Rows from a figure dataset
** begin **
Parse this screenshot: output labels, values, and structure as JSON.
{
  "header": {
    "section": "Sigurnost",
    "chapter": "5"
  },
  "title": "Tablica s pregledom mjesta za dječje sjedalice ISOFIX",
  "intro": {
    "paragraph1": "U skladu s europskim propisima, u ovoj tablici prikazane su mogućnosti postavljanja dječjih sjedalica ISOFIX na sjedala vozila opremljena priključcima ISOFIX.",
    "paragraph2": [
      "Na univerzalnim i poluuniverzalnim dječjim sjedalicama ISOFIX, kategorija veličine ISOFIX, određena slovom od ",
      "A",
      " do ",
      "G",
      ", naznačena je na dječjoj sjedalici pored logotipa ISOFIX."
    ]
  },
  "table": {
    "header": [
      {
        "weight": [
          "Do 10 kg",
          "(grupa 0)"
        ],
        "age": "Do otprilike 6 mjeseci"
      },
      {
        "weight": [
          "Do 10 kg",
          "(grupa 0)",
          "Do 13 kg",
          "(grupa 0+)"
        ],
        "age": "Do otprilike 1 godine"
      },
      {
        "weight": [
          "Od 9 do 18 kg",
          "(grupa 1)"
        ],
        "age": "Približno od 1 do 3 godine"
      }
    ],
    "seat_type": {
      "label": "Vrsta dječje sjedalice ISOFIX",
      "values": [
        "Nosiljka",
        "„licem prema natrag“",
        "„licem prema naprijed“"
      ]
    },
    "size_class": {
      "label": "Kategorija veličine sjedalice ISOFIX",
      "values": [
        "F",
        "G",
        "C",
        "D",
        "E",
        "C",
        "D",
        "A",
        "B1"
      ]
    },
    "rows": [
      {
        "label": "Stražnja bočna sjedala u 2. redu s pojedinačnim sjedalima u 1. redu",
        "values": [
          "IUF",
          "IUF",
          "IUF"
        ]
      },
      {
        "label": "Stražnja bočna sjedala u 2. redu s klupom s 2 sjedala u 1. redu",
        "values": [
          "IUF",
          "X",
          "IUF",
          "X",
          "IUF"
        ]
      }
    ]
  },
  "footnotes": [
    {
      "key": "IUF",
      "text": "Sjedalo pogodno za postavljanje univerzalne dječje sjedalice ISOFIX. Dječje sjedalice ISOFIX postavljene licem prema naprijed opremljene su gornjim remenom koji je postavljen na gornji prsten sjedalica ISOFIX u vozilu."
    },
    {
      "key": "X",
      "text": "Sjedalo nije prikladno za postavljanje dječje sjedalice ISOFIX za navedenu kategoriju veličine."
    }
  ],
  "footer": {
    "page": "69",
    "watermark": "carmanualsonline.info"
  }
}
** end **
| WRITTEN PROBLEM |
Write every record out again, unaltered.

| OUTPUT BELOW |
Parse this screenshot: output labels, values, and structure as JSON.
{
  "header": {
    "section": "Sigurnost",
    "chapter": "5"
  },
  "title": "Tablica s pregledom mjesta za dječje sjedalice ISOFIX",
  "intro": {
    "paragraph1": "U skladu s europskim propisima, u ovoj tablici prikazane su mogućnosti postavljanja dječjih sjedalica ISOFIX na sjedala vozila opremljena priključcima ISOFIX.",
    "paragraph2": [
      "Na univerzalnim i poluuniverzalnim dječjim sjedalicama ISOFIX, kategorija veličine ISOFIX, određena slovom od ",
      "A",
      " do ",
      "G",
      ", naznačena je na dječjoj sjedalici pored logotipa ISOFIX."
    ]
  },
  "table": {
    "header": [
      {
        "weight": [
          "Do 10 kg",
          "(grupa 0)"
        ],
        "age": "Do otprilike 6 mjeseci"
      },
      {
        "weight": [
          "Do 10 kg",
          "(grupa 0)",
          "Do 13 kg",
          "(grupa 0+)"
        ],
        "age": "Do otprilike 1 godine"
      },
      {
        "weight": [
          "Od 9 do 18 kg",
          "(grupa 1)"
        ],
        "age": "Približno od 1 do 3 godine"
      }
    ],
    "seat_type": {
      "label": "Vrsta dječje sjedalice ISOFIX",
      "values": [
        "Nosiljka",
        "„licem prema natrag“",
        "„licem prema naprijed“"
      ]
    },
    "size_class": {
      "label": "Kategorija veličine sjedalice ISOFIX",
      "values": [
        "F",
        "G",
        "C",
        "D",
        "E",
        "C",
        "D",
        "A",
        "B1"
      ]
    },
    "rows": [
      {
        "label": "Stražnja bočna sjedala u 2. redu s pojedinačnim sjedalima u 1. redu",
        "values": [
          "IUF",
          "IUF",
          "IUF"
        ]
      },
      {
        "label": "Stražnja bočna sjedala u 2. redu s klupom s 2 sjedala u 1. redu",
        "values": [
          "IUF",
          "X",
          "IUF",
          "X",
          "IUF"
        ]
      }
    ]
  },
  "footnotes": [
    {
      "key": "IUF",
      "text": "Sjedalo pogodno za postavljanje univerzalne dječje sjedalice ISOFIX. Dječje sjedalice ISOFIX postavljene licem prema naprijed opremljene su gornjim remenom koji je postavljen na gornji prsten sjedalica ISOFIX u vozilu."
    },
    {
      "key": "X",
      "text": "Sjedalo nije prikladno za postavljanje dječje sjedalice ISOFIX za navedenu kategoriju veličine."
    }
  ],
  "footer": {
    "page": "69",
    "watermark": "carmanualsonline.info"
  }
}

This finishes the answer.